(Source data)
* * *

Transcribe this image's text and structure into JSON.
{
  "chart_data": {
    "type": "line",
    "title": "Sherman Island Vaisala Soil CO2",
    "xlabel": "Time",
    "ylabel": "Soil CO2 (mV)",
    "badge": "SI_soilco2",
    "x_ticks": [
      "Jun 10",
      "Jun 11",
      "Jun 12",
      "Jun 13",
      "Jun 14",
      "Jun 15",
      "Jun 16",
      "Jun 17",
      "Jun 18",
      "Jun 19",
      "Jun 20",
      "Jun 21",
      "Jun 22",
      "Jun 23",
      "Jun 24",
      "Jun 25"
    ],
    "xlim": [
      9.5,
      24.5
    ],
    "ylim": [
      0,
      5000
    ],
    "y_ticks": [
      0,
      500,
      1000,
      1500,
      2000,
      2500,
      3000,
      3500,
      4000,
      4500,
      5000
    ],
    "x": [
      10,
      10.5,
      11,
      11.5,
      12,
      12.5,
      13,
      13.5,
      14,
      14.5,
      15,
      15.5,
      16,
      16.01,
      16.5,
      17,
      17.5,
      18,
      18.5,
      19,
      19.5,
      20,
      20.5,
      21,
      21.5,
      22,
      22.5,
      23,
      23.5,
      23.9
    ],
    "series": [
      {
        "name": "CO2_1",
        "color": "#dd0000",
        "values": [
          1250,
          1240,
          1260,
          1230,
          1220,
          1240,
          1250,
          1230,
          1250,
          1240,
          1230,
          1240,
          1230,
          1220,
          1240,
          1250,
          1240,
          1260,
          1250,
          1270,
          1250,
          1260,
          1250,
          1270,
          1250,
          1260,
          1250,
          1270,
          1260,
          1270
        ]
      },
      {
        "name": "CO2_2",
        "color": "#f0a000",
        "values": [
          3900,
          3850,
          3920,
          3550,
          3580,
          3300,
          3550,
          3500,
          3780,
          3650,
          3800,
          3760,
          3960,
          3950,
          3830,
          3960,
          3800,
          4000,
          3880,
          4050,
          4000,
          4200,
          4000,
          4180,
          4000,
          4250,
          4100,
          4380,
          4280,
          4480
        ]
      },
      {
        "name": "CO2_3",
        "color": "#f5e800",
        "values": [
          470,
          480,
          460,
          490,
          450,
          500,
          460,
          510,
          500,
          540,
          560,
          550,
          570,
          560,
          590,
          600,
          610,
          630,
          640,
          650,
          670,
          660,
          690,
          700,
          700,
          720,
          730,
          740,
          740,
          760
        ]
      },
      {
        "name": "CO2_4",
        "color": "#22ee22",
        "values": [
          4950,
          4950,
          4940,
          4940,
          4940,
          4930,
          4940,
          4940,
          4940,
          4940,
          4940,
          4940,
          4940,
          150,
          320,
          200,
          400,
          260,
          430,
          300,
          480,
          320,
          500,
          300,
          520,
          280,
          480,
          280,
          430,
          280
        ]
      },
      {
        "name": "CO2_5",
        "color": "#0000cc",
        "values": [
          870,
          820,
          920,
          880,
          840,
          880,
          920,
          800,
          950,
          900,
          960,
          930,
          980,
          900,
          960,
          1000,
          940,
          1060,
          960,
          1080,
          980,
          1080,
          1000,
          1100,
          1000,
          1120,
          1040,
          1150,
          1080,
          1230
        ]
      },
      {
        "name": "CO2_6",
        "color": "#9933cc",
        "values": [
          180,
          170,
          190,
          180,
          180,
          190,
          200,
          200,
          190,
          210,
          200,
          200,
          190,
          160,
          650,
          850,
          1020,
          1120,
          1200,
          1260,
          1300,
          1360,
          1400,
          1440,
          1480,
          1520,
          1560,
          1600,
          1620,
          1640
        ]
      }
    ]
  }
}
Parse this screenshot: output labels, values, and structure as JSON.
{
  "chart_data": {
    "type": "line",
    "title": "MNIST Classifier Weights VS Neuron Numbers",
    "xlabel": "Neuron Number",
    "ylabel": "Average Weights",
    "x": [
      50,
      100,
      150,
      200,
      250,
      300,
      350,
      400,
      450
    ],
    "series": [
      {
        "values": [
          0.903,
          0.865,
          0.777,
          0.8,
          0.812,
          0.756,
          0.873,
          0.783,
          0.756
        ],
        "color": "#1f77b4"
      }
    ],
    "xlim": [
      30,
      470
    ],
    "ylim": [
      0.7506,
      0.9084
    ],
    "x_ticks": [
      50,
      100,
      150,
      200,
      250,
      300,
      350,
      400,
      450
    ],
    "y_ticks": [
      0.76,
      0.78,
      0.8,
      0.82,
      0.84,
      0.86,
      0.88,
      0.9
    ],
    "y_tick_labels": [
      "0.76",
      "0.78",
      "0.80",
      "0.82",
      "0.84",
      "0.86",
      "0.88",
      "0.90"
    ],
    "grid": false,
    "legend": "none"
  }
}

* * *

# Task objective
Retype the data exactly as given.

# Answer for this exercise
Transcribe this image's text and structure into JSON.
{
  "chart_data": {
    "type": "line",
    "title": "Sherman Island Vaisala Soil CO2",
    "xlabel": "Time",
    "ylabel": "Soil CO2 (mV)",
    "badge": "SI_soilco2",
    "x_ticks": [
      "Jun 10",
      "Jun 11",
      "Jun 12",
      "Jun 13",
      "Jun 14",
      "Jun 15",
      "Jun 16",
      "Jun 17",
      "Jun 18",
      "Jun 19",
      "Jun 20",
      "Jun 21",
      "Jun 22",
      "Jun 23",
      "Jun 24",
      "Jun 25"
    ],
    "xlim": [
      9.5,
      24.5
    ],
    "ylim": [
      0,
      5000
    ],
    "y_ticks": [
      0,
      500,
      1000,
      1500,
      2000,
      2500,
      3000,
      3500,
      4000,
      4500,
      5000
    ],
    "x": [
      10,
      10.5,
      11,
      11.5,
      12,
      12.5,
      13,
      13.5,
      14,
      14.5,
      15,
      15.5,
      16,
      16.01,
      16.5,
      17,
      17.5,
      18,
      18.5,
      19,
      19.5,
      20,
      20.5,
      21,
      21.5,
      22,
      22.5,
      23,
      23.5,
      23.9
    ],
    "series": [
      {
        "name": "CO2_1",
        "color": "#dd0000",
        "values": [
          1250,
          1240,
          1260,
          1230,
          1220,
          1240,
          1250,
          1230,
          1250,
          1240,
          1230,
          1240,
          1230,
          1220,
          1240,
          1250,
          1240,
          1260,
          1250,
          1270,
          1250,
          1260,
          1250,
          1270,
          1250,
          1260,
          1250,
          1270,
          1260,
          1270
        ]
      },
      {
        "name": "CO2_2",
        "color": "#f0a000",
        "values": [
          3900,
          3850,
          3920,
          3550,
          3580,
          3300,
          3550,
          3500,
          3780,
          3650,
          3800,
          3760,
          3960,
          3950,
          3830,
          3960,
          3800,
          4000,
          3880,
          4050,
          4000,
          4200,
          4000,
          4180,
          4000,
          4250,
          4100,
          4380,
          4280,
          4480
        ]
      },
      {
        "name": "CO2_3",
        "color": "#f5e800",
        "values": [
          470,
          480,
          460,
          490,
          450,
          500,
          460,
          510,
          500,
          540,
          560,
          550,
          570,
          560,
          590,
          600,
          610,
          630,
          640,
          650,
          670,
          660,
          690,
          700,
          700,
          720,
          730,
          740,
          740,
          760
        ]
      },
      {
        "name": "CO2_4",
        "color": "#22ee22",
        "values": [
          4950,
          4950,
          4940,
          4940,
          4940,
          4930,
          4940,
          4940,
          4940,
          4940,
          4940,
          4940,
          4940,
          150,
          320,
          200,
          400,
          260,
          430,
          300,
          480,
          320,
          500,
          300,
          520,
          280,
          480,
          280,
          430,
          280
        ]
      },
      {
        "name": "CO2_5",
        "color": "#0000cc",
        "values": [
          870,
          820,
          920,
          880,
          840,
          880,
          920,
          800,
          950,
          900,
          960,
          930,
          980,
          900,
          960,
          1000,
          940,
          1060,
          960,
          1080,
          980,
          1080,
          1000,
          1100,
          1000,
          1120,
          1040,
          1150,
          1080,
          1230
        ]
      },
      {
        "name": "CO2_6",
        "color": "#9933cc",
        "values": [
          180,
          170,
          190,
          180,
          180,
          190,
          200,
          200,
          190,
          210,
          200,
          200,
          190,
          160,
          650,
          850,
          1020,
          1120,
          1200,
          1260,
          1300,
          1360,
          1400,
          1440,
          1480,
          1520,
          1560,
          1600,
          1620,
          1640
        ]
      }
    ]
  }
}
Parse this screenshot: output labels, values, and structure as JSON.
{
  "chart_data": {
    "type": "line",
    "title": "MNIST Classifier Weights VS Neuron Numbers",
    "xlabel": "Neuron Number",
    "ylabel": "Average Weights",
    "x": [
      50,
      100,
      150,
      200,
      250,
      300,
      350,
      400,
      450
    ],
    "series": [
      {
        "values": [
          0.903,
          0.865,
          0.777,
          0.8,
          0.812,
          0.756,
          0.873,
          0.783,
          0.756
        ],
        "color": "#1f77b4"
      }
    ],
    "xlim": [
      30,
      470
    ],
    "ylim": [
      0.7506,
      0.9084
    ],
    "x_ticks": [
      50,
      100,
      150,
      200,
      250,
      300,
      350,
      400,
      450
    ],
    "y_ticks": [
      0.76,
      0.78,
      0.8,
      0.82,
      0.84,
      0.86,
      0.88,
      0.9
    ],
    "y_tick_labels": [
      "0.76",
      "0.78",
      "0.80",
      "0.82",
      "0.84",
      "0.86",
      "0.88",
      "0.90"
    ],
    "grid": false,
    "legend": "none"
  }
}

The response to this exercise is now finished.